== GOAL ==
Write out the entire listing below exactly, with the pictures left out.

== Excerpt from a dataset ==
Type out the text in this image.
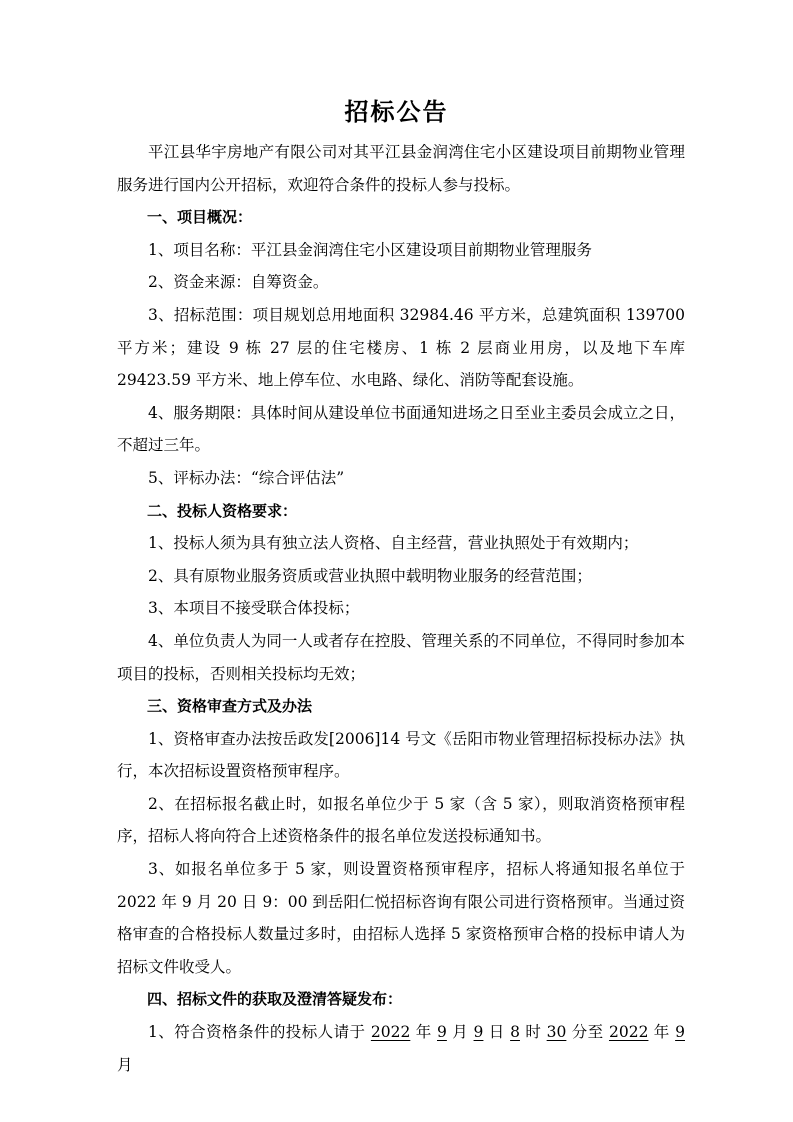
招标公告

平江县华宇房地产有限公司对其平江县金润湾住宅小区建设项目前期物业管理服务进行国内公开招标，欢迎符合条件的投标人参与投标。

一、项目概况：

1、项目名称：平江县金润湾住宅小区建设项目前期物业管理服务

2、资金来源：自筹资金。

3、招标范围：项目规划总用地面积 32984.46 平方米，总建筑面积 139700 平方米；建设 9 栋 27 层的住宅楼房、1 栋 2 层商业用房，以及地下车库 29423.59 平方米、地上停车位、水电路、绿化、消防等配套设施。

4、服务期限：具体时间从建设单位书面通知进场之日至业主委员会成立之日，不超过三年。

5、评标办法：“综合评估法”

二、投标人资格要求：

1、投标人须为具有独立法人资格、自主经营，营业执照处于有效期内；

2、具有原物业服务资质或营业执照中载明物业服务的经营范围；

3、本项目不接受联合体投标；

4、单位负责人为同一人或者存在控股、管理关系的不同单位，不得同时参加本项目的投标，否则相关投标均无效；

三、资格审查方式及办法

1、资格审查办法按岳政发[2006]14 号文《岳阳市物业管理招标投标办法》执行，本次招标设置资格预审程序。

2、在招标报名截止时，如报名单位少于 5 家（含 5 家），则取消资格预审程序，招标人将向符合上述资格条件的报名单位发送投标通知书。

3、如报名单位多于 5 家，则设置资格预审程序，招标人将通知报名单位于 2022 年 9 月 20 日 9：00 到岳阳仁悦招标咨询有限公司进行资格预审。当通过资格审查的合格投标人数量过多时，由招标人选择 5 家资格预审合格的投标申请人为招标文件收受人。

四、招标文件的获取及澄清答疑发布：

1、符合资格条件的投标人请于 2022 年 9 月 9 日 8 时 30 分至 2022 年 9 月
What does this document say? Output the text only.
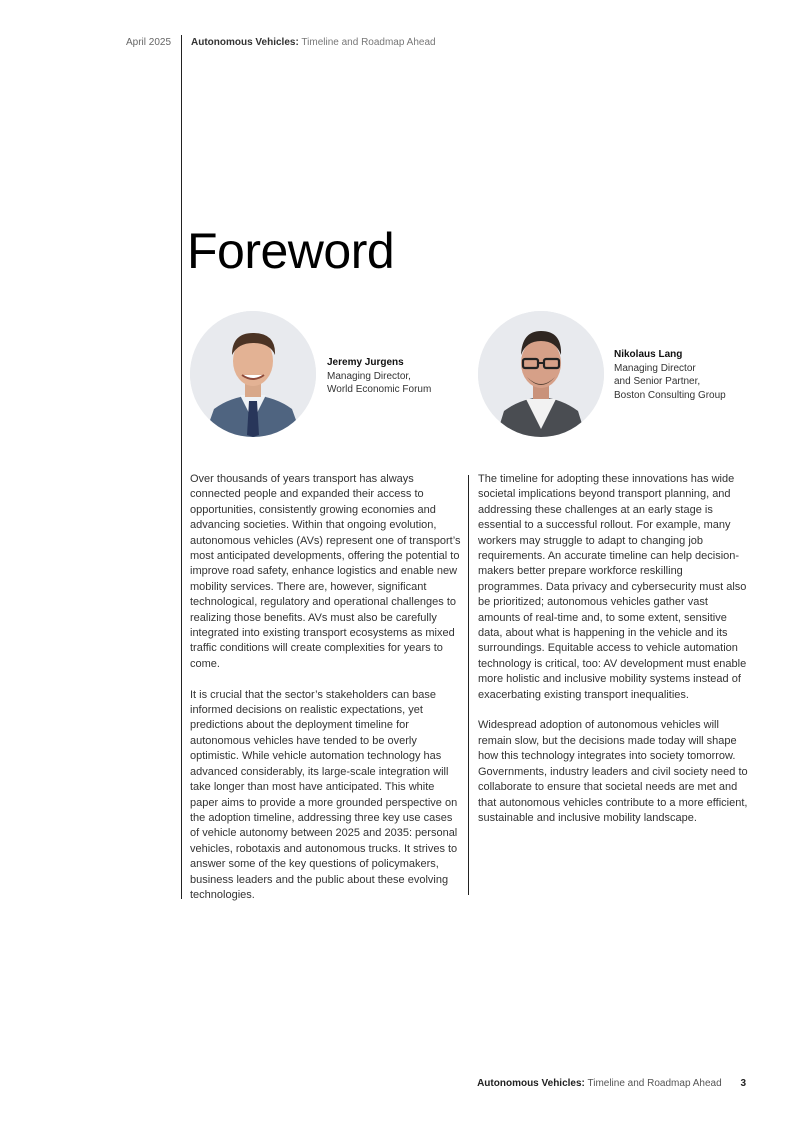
April 2025 Autonomous Vehicles: Timeline and Roadmap Ahead
Foreword
Jeremy Jurgens
Managing Director,
World Economic Forum
Nikolaus Lang
Managing Director
and Senior Partner,
Boston Consulting Group

Over thousands of years transport has always connected people and expanded their access to opportunities, consistently growing economies and advancing societies. Within that ongoing evolution, autonomous vehicles (AVs) represent one of transport’s most anticipated developments, offering the potential to improve road safety, enhance logistics and enable new mobility services. There are, however, significant technological, regulatory and operational challenges to realizing those benefits. AVs must also be carefully integrated into existing transport ecosystems as mixed traffic conditions will create complexities for years to come.

It is crucial that the sector’s stakeholders can base informed decisions on realistic expectations, yet predictions about the deployment timeline for autonomous vehicles have tended to be overly optimistic. While vehicle automation technology has advanced considerably, its large-scale integration will take longer than most have anticipated. This white paper aims to provide a more grounded perspective on the adoption timeline, addressing three key use cases of vehicle autonomy between 2025 and 2035: personal vehicles, robotaxis and autonomous trucks. It strives to answer some of the key questions of policymakers, business leaders and the public about these evolving technologies.

The timeline for adopting these innovations has wide societal implications beyond transport planning, and addressing these challenges at an early stage is essential to a successful rollout. For example, many workers may struggle to adapt to changing job requirements. An accurate timeline can help decision-makers better prepare workforce reskilling programmes. Data privacy and cybersecurity must also be prioritized; autonomous vehicles gather vast amounts of real-time and, to some extent, sensitive data, about what is happening in the vehicle and its surroundings. Equitable access to vehicle automation technology is critical, too: AV development must enable more holistic and inclusive mobility systems instead of exacerbating existing transport inequalities.

Widespread adoption of autonomous vehicles will remain slow, but the decisions made today will shape how this technology integrates into society tomorrow. Governments, industry leaders and civil society need to collaborate to ensure that societal needs are met and that autonomous vehicles contribute to a more efficient, sustainable and inclusive mobility landscape.

Autonomous Vehicles: Timeline and Roadmap Ahead 3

== TASK SOLUTION ==
Type out the text in this image.
招标公告

平江县华宇房地产有限公司对其平江县金润湾住宅小区建设项目前期物业管理服务进行国内公开招标，欢迎符合条件的投标人参与投标。

一、项目概况：

1、项目名称：平江县金润湾住宅小区建设项目前期物业管理服务

2、资金来源：自筹资金。

3、招标范围：项目规划总用地面积 32984.46 平方米，总建筑面积 139700 平方米；建设 9 栋 27 层的住宅楼房、1 栋 2 层商业用房，以及地下车库 29423.59 平方米、地上停车位、水电路、绿化、消防等配套设施。

4、服务期限：具体时间从建设单位书面通知进场之日至业主委员会成立之日，不超过三年。

5、评标办法：“综合评估法”

二、投标人资格要求：

1、投标人须为具有独立法人资格、自主经营，营业执照处于有效期内；

2、具有原物业服务资质或营业执照中载明物业服务的经营范围；

3、本项目不接受联合体投标；

4、单位负责人为同一人或者存在控股、管理关系的不同单位，不得同时参加本项目的投标，否则相关投标均无效；

三、资格审查方式及办法

1、资格审查办法按岳政发[2006]14 号文《岳阳市物业管理招标投标办法》执行，本次招标设置资格预审程序。

2、在招标报名截止时，如报名单位少于 5 家（含 5 家），则取消资格预审程序，招标人将向符合上述资格条件的报名单位发送投标通知书。

3、如报名单位多于 5 家，则设置资格预审程序，招标人将通知报名单位于 2022 年 9 月 20 日 9：00 到岳阳仁悦招标咨询有限公司进行资格预审。当通过资格审查的合格投标人数量过多时，由招标人选择 5 家资格预审合格的投标申请人为招标文件收受人。

四、招标文件的获取及澄清答疑发布：

1、符合资格条件的投标人请于 2022 年 9 月 9 日 8 时 30 分至 2022 年 9 月
What does this document say? Output the text only.
April 2025 Autonomous Vehicles: Timeline and Roadmap Ahead
Foreword
Jeremy Jurgens
Managing Director,
World Economic Forum
Nikolaus Lang
Managing Director
and Senior Partner,
Boston Consulting Group

Over thousands of years transport has always connected people and expanded their access to opportunities, consistently growing economies and advancing societies. Within that ongoing evolution, autonomous vehicles (AVs) represent one of transport’s most anticipated developments, offering the potential to improve road safety, enhance logistics and enable new mobility services. There are, however, significant technological, regulatory and operational challenges to realizing those benefits. AVs must also be carefully integrated into existing transport ecosystems as mixed traffic conditions will create complexities for years to come.

It is crucial that the sector’s stakeholders can base informed decisions on realistic expectations, yet predictions about the deployment timeline for autonomous vehicles have tended to be overly optimistic. While vehicle automation technology has advanced considerably, its large-scale integration will take longer than most have anticipated. This white paper aims to provide a more grounded perspective on the adoption timeline, addressing three key use cases of vehicle autonomy between 2025 and 2035: personal vehicles, robotaxis and autonomous trucks. It strives to answer some of the key questions of policymakers, business leaders and the public about these evolving technologies.

The timeline for adopting these innovations has wide societal implications beyond transport planning, and addressing these challenges at an early stage is essential to a successful rollout. For example, many workers may struggle to adapt to changing job requirements. An accurate timeline can help decision-makers better prepare workforce reskilling programmes. Data privacy and cybersecurity must also be prioritized; autonomous vehicles gather vast amounts of real-time and, to some extent, sensitive data, about what is happening in the vehicle and its surroundings. Equitable access to vehicle automation technology is critical, too: AV development must enable more holistic and inclusive mobility systems instead of exacerbating existing transport inequalities.

Widespread adoption of autonomous vehicles will remain slow, but the decisions made today will shape how this technology integrates into society tomorrow. Governments, industry leaders and civil society need to collaborate to ensure that societal needs are met and that autonomous vehicles contribute to a more efficient, sustainable and inclusive mobility landscape.

Autonomous Vehicles: Timeline and Roadmap Ahead 3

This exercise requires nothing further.